* [Stated goal] Output the full material exactly as it appears here.
-- START --
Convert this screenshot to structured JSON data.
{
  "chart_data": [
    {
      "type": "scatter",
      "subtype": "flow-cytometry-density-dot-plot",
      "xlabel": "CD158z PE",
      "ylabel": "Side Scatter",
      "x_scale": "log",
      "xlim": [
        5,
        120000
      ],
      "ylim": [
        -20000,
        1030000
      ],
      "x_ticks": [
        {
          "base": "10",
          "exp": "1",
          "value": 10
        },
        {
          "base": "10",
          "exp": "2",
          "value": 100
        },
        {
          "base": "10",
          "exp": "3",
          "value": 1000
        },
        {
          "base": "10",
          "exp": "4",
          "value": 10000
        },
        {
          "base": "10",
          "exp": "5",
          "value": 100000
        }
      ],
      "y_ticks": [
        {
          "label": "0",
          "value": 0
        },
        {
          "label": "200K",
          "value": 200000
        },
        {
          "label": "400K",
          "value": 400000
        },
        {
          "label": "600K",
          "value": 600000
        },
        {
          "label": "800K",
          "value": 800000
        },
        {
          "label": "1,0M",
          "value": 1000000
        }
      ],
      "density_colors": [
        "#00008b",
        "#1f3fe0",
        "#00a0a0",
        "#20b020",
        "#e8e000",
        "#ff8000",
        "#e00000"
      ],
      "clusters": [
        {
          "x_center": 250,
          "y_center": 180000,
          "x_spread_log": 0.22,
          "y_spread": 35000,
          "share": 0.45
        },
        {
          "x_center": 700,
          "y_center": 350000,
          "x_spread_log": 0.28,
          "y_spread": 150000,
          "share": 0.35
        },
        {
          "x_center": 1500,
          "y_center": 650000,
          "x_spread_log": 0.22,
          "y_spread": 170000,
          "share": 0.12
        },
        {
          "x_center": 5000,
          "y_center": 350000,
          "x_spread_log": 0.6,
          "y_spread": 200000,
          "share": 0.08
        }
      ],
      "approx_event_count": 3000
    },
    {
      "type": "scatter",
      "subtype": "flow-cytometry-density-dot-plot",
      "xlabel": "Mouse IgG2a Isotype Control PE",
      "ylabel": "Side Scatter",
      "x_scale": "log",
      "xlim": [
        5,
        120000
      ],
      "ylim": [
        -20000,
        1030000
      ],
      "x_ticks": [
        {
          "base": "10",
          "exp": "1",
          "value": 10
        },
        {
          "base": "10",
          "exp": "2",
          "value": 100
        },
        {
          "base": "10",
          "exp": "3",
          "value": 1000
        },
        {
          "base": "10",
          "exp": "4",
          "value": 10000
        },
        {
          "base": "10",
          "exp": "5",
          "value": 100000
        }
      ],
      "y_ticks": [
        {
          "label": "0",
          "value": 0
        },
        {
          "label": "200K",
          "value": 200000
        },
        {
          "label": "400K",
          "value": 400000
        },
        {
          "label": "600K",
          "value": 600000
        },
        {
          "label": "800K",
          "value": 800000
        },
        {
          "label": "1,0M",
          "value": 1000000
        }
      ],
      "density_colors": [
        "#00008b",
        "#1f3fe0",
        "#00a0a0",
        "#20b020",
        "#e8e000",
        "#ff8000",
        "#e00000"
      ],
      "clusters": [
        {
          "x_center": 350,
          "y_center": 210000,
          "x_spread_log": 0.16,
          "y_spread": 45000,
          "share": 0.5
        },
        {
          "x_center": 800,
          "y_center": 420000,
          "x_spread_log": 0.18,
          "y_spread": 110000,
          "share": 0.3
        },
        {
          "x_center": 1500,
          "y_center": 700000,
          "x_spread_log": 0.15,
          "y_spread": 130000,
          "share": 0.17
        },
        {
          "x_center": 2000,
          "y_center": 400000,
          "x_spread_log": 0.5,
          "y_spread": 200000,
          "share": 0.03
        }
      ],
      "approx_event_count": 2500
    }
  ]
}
-- END --
* [Solution to this exercise]
Convert this screenshot to structured JSON data.
{
  "chart_data": [
    {
      "type": "scatter",
      "subtype": "flow-cytometry-density-dot-plot",
      "xlabel": "CD158z PE",
      "ylabel": "Side Scatter",
      "x_scale": "log",
      "xlim": [
        5,
        120000
      ],
      "ylim": [
        -20000,
        1030000
      ],
      "x_ticks": [
        {
          "base": "10",
          "exp": "1",
          "value": 10
        },
        {
          "base": "10",
          "exp": "2",
          "value": 100
        },
        {
          "base": "10",
          "exp": "3",
          "value": 1000
        },
        {
          "base": "10",
          "exp": "4",
          "value": 10000
        },
        {
          "base": "10",
          "exp": "5",
          "value": 100000
        }
      ],
      "y_ticks": [
        {
          "label": "0",
          "value": 0
        },
        {
          "label": "200K",
          "value": 200000
        },
        {
          "label": "400K",
          "value": 400000
        },
        {
          "label": "600K",
          "value": 600000
        },
        {
          "label": "800K",
          "value": 800000
        },
        {
          "label": "1,0M",
          "value": 1000000
        }
      ],
      "density_colors": [
        "#00008b",
        "#1f3fe0",
        "#00a0a0",
        "#20b020",
        "#e8e000",
        "#ff8000",
        "#e00000"
      ],
      "clusters": [
        {
          "x_center": 250,
          "y_center": 180000,
          "x_spread_log": 0.22,
          "y_spread": 35000,
          "share": 0.45
        },
        {
          "x_center": 700,
          "y_center": 350000,
          "x_spread_log": 0.28,
          "y_spread": 150000,
          "share": 0.35
        },
        {
          "x_center": 1500,
          "y_center": 650000,
          "x_spread_log": 0.22,
          "y_spread": 170000,
          "share": 0.12
        },
        {
          "x_center": 5000,
          "y_center": 350000,
          "x_spread_log": 0.6,
          "y_spread": 200000,
          "share": 0.08
        }
      ],
      "approx_event_count": 3000
    },
    {
      "type": "scatter",
      "subtype": "flow-cytometry-density-dot-plot",
      "xlabel": "Mouse IgG2a Isotype Control PE",
      "ylabel": "Side Scatter",
      "x_scale": "log",
      "xlim": [
        5,
        120000
      ],
      "ylim": [
        -20000,
        1030000
      ],
      "x_ticks": [
        {
          "base": "10",
          "exp": "1",
          "value": 10
        },
        {
          "base": "10",
          "exp": "2",
          "value": 100
        },
        {
          "base": "10",
          "exp": "3",
          "value": 1000
        },
        {
          "base": "10",
          "exp": "4",
          "value": 10000
        },
        {
          "base": "10",
          "exp": "5",
          "value": 100000
        }
      ],
      "y_ticks": [
        {
          "label": "0",
          "value": 0
        },
        {
          "label": "200K",
          "value": 200000
        },
        {
          "label": "400K",
          "value": 400000
        },
        {
          "label": "600K",
          "value": 600000
        },
        {
          "label": "800K",
          "value": 800000
        },
        {
          "label": "1,0M",
          "value": 1000000
        }
      ],
      "density_colors": [
        "#00008b",
        "#1f3fe0",
        "#00a0a0",
        "#20b020",
        "#e8e000",
        "#ff8000",
        "#e00000"
      ],
      "clusters": [
        {
          "x_center": 350,
          "y_center": 210000,
          "x_spread_log": 0.16,
          "y_spread": 45000,
          "share": 0.5
        },
        {
          "x_center": 800,
          "y_center": 420000,
          "x_spread_log": 0.18,
          "y_spread": 110000,
          "share": 0.3
        },
        {
          "x_center": 1500,
          "y_center": 700000,
          "x_spread_log": 0.15,
          "y_spread": 130000,
          "share": 0.17
        },
        {
          "x_center": 2000,
          "y_center": 400000,
          "x_spread_log": 0.5,
          "y_spread": 200000,
          "share": 0.03
        }
      ],
      "approx_event_count": 2500
    }
  ]
}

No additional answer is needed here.